= WHAT YOU WILL DO =
Locate each row below that contains the string "target", and copy every such row in full.

(Dataset excerpt)
────────────────────

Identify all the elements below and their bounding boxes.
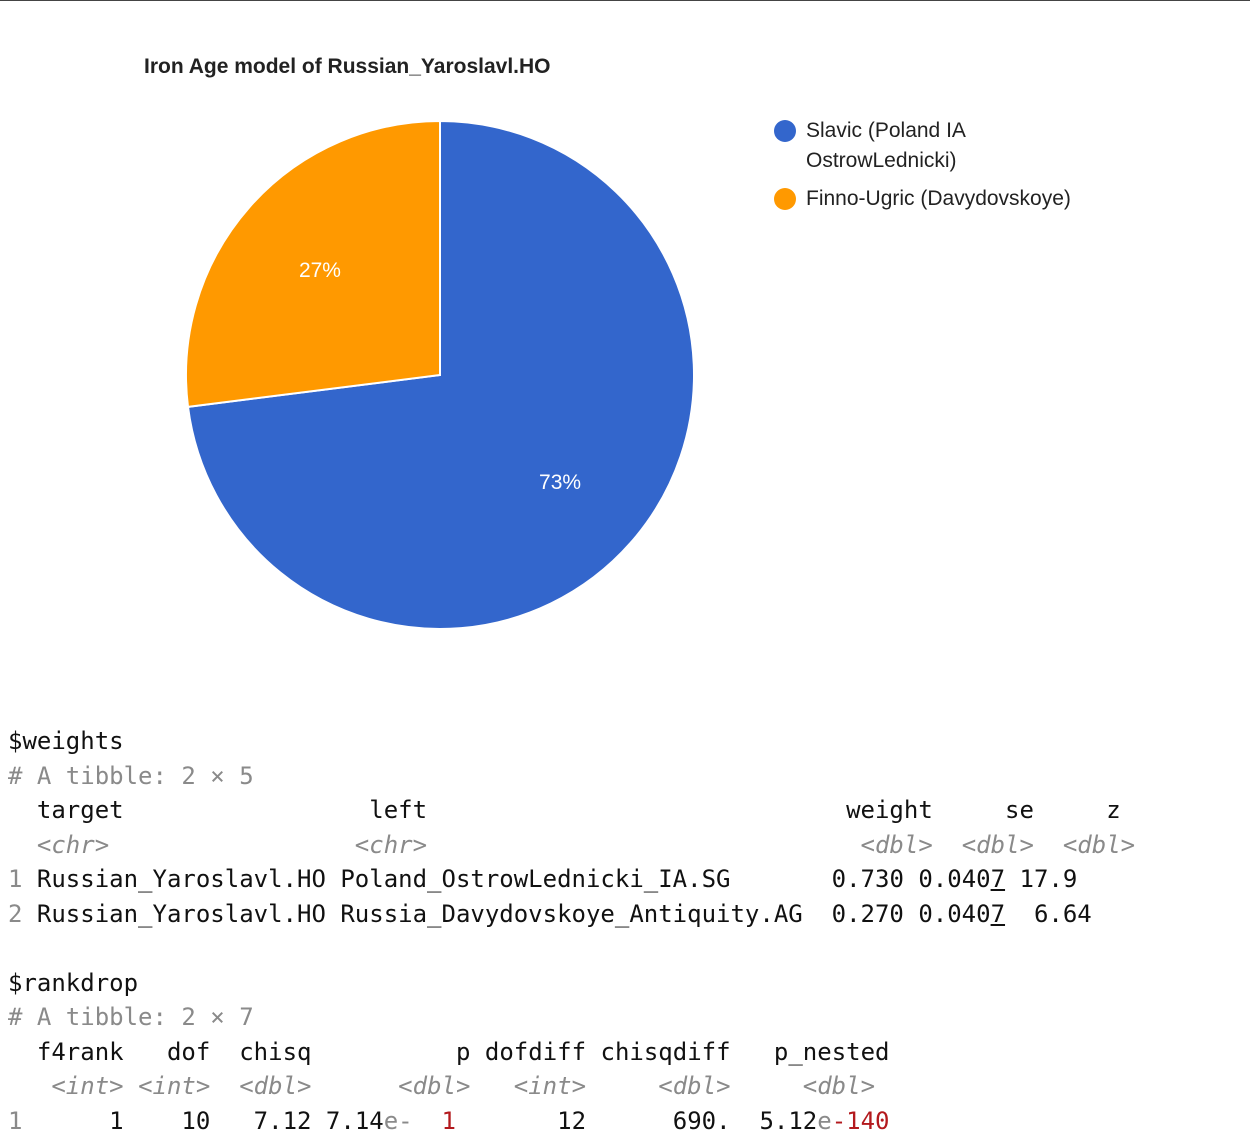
rankdrop-header: $rankdrop xyxy=(8,968,139,997)
legend-item-finno-ugric: Finno-Ugric (Davydovskoye) xyxy=(774,184,1136,214)
legend-item-slavic: Slavic (Poland IA OstrowLednicki) xyxy=(774,116,1136,176)
top-border xyxy=(0,0,1250,1)
r-console-output: $weights # A tibble: 2 × 5 target left w… xyxy=(8,724,1135,1138)
pie-slice-label-0: 73% xyxy=(539,471,581,494)
rankdrop-row: 1 1 10 7.12 7.14e- 1 12 690. 5.12e-140 xyxy=(8,1106,890,1135)
chart-legend: Slavic (Poland IA OstrowLednicki) Finno-U… xyxy=(774,116,1136,222)
weights-tibble-info: # A tibble: 2 × 5 xyxy=(8,761,254,790)
weights-column-types: <chr> <chr> <dbl> <dbl> <dbl> xyxy=(36,830,1136,859)
chart-title: Iron Age model of Russian_Yaroslavl.HO xyxy=(144,55,551,78)
pie-slice-label-1: 27% xyxy=(299,259,341,282)
pie-slice-1 xyxy=(185,119,441,408)
legend-dot-slavic xyxy=(774,120,796,142)
rankdrop-column-headers: f4rank dof chisq p dofdiff chisqdiff p_n… xyxy=(36,1037,890,1066)
weights-header: $weights xyxy=(8,727,124,755)
legend-dot-finno-ugric xyxy=(774,188,796,210)
rankdrop-column-types: <int> <int> <dbl> <dbl> <int> <dbl> <dbl… xyxy=(51,1072,876,1100)
weights-row: 1 Russian_Yaroslavl.HO Poland_OstrowLedn… xyxy=(8,865,1078,893)
weights-column-headers: target left weight se z xyxy=(36,796,1121,824)
pie-chart: 73% 27% xyxy=(185,119,695,630)
legend-label-slavic: Slavic (Poland IA OstrowLednicki) xyxy=(806,119,966,172)
weights-row: 2 Russian_Yaroslavl.HO Russia_Davydovsko… xyxy=(8,899,1092,928)
legend-label-finno-ugric: Finno-Ugric (Davydovskoye) xyxy=(806,187,1071,210)
rankdrop-tibble-info: # A tibble: 2 × 7 xyxy=(8,1003,254,1031)
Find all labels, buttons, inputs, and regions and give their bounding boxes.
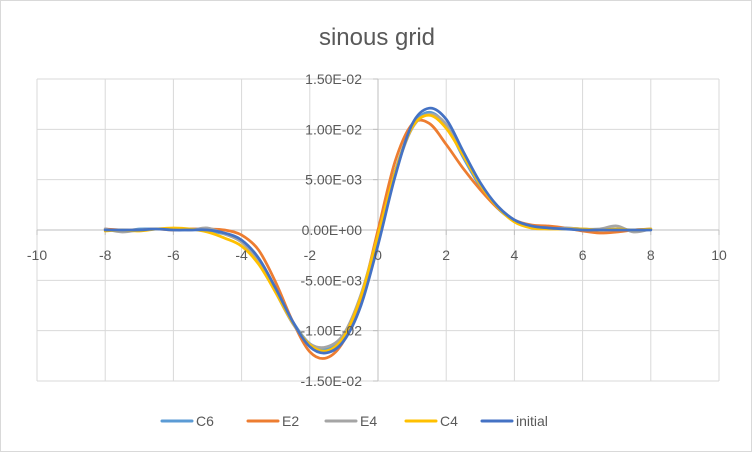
legend-label-initial: initial [516, 413, 548, 429]
legend: C6 E2 E4 C4 initial [160, 413, 548, 429]
x-tick-label: -4 [235, 247, 248, 263]
y-tick-label: 0.00E+00 [302, 222, 363, 238]
x-tick-label: 2 [442, 247, 450, 263]
x-tick-label: -6 [167, 247, 180, 263]
y-tick-label: 1.50E-02 [305, 71, 362, 87]
y-tick-label: -1.00E-02 [301, 323, 363, 339]
y-tick-label: 5.00E-03 [305, 172, 362, 188]
legend-item-c4: C4 [404, 413, 458, 429]
tick-labels: -10 -8 -6 -4 -2 0 2 4 6 8 10 1.50E-02 1.00E-02 5.00E-… [27, 71, 727, 389]
series-line-initial [103, 106, 653, 355]
legend-item-e2: E2 [246, 413, 299, 429]
legend-label-c6: C6 [196, 413, 214, 429]
x-tick-label: -2 [304, 247, 317, 263]
legend-label-e2: E2 [282, 413, 299, 429]
legend-item-e4: E4 [324, 413, 377, 429]
series-lines [103, 106, 653, 360]
x-tick-label: 8 [647, 247, 655, 263]
legend-label-c4: C4 [440, 413, 458, 429]
x-tick-label: -10 [27, 247, 47, 263]
x-tick-label: 4 [511, 247, 519, 263]
y-tick-label: -1.50E-02 [301, 373, 363, 389]
y-tick-label: -5.00E-03 [301, 272, 363, 288]
legend-item-c6: C6 [160, 413, 214, 429]
legend-label-e4: E4 [360, 413, 377, 429]
x-tick-label: 10 [711, 247, 727, 263]
legend-item-initial: initial [480, 413, 548, 429]
x-tick-label: -8 [99, 247, 112, 263]
x-tick-label: 0 [374, 247, 382, 263]
chart-title: sinous grid [319, 24, 435, 51]
x-tick-label: 6 [579, 247, 587, 263]
y-tick-label: 1.00E-02 [305, 121, 362, 137]
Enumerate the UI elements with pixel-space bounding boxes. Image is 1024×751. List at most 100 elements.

────────────────────

= TASK ANSWER =
r-console-output: $weights # A tibble: 2 × 5 target left w… xyxy=(8,724,1135,1138)
weights-column-headers: target left weight se z xyxy=(36,796,1121,824)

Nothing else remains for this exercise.